I proved $\sum_{cyc}\frac {bc(b^2 + c^2)}{a^2 + bc}\ge a^2 + b^2 + c^2$

this way: By BCS $LHS \geq \frac{(\sum ab\sqrt{a^2+b^2})^2}{\sum bc(a^2+bc)}$

so it suffices to prove:

$(\sum bc\sqrt{b^2+c^2})^2 \geq (\sum a^2)(abc\sum a+\sum a^2b^2)$

Opening LHS and using $\sqrt{a^2+b^2}{\sqrt{a^2+c^2} \geq a^2 +bc}$

we get shur of degree 3. Using this LEMMA to prove your inequality I obtained:

$2abc\sum \frac{bc(b^2+c^2)}{a^2+bc} +\sum a^2 \geq 2\sum ab$

that I cannot prove.

Can you please help me to end your proof?

Thank you very much.

## A run of entries
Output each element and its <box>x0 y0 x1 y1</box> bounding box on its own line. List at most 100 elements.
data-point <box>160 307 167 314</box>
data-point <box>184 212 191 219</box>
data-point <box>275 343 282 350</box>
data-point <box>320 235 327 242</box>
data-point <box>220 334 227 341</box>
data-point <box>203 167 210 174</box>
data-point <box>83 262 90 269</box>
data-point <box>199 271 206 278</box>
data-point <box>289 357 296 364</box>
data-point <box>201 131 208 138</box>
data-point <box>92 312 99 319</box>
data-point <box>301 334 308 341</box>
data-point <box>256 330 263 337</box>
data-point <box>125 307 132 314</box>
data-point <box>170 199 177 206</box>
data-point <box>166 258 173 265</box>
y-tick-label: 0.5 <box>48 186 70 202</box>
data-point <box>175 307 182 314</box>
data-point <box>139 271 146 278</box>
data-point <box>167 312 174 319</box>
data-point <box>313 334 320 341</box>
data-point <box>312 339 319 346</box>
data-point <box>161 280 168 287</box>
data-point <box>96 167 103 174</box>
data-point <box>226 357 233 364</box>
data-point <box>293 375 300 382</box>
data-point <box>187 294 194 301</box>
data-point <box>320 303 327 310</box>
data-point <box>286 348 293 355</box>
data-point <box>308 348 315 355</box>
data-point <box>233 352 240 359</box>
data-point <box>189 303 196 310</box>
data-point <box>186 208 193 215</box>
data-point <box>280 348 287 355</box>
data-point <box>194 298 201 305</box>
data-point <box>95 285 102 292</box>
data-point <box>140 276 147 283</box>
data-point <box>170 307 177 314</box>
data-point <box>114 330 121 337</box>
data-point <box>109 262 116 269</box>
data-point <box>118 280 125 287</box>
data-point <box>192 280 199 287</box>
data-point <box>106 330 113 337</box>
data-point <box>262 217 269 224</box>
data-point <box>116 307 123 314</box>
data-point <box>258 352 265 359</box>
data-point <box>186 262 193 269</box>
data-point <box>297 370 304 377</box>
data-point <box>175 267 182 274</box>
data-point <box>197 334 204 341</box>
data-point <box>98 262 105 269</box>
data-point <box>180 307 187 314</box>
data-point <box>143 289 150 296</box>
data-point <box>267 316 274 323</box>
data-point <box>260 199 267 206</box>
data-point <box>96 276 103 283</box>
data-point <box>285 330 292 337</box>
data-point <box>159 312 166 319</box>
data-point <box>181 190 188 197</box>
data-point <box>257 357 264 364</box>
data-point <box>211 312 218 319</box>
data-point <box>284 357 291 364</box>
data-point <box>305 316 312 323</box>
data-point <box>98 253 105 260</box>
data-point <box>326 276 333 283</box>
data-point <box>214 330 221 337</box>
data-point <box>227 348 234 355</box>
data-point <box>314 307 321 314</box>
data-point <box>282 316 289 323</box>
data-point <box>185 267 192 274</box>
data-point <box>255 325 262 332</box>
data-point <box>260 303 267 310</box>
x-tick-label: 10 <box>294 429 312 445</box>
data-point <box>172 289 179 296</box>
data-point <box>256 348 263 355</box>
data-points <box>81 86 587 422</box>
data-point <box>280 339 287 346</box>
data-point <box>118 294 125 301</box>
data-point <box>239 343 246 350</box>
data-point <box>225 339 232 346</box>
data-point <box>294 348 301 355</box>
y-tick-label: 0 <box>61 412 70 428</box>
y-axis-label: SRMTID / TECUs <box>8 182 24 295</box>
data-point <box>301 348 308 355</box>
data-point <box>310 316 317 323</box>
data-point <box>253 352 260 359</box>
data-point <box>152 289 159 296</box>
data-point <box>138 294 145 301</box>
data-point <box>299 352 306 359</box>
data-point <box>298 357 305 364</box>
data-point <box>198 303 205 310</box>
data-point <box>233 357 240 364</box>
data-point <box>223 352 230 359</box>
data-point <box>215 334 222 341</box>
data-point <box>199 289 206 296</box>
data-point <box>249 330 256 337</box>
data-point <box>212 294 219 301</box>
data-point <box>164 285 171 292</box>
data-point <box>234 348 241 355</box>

## ACTIONS TO TAKE
a – Echo the inequality post word for word, starting with "we get shur" and going on through "you very much.".
b – In the inequality post, what does the writer say about the inequality reached by using the lemma?

## OUTPUTS FOR THE TASKS
a –
we get shur of degree 3. Using this LEMMA to prove your inequality I obtained:

$2abc\sum \frac{bc(b^2+c^2)}{a^2+bc} +\sum a^2 \geq 2\sum ab$

that I cannot prove.

Can you please help me to end your proof?

Thank you very much.

b – The writer cannot prove it.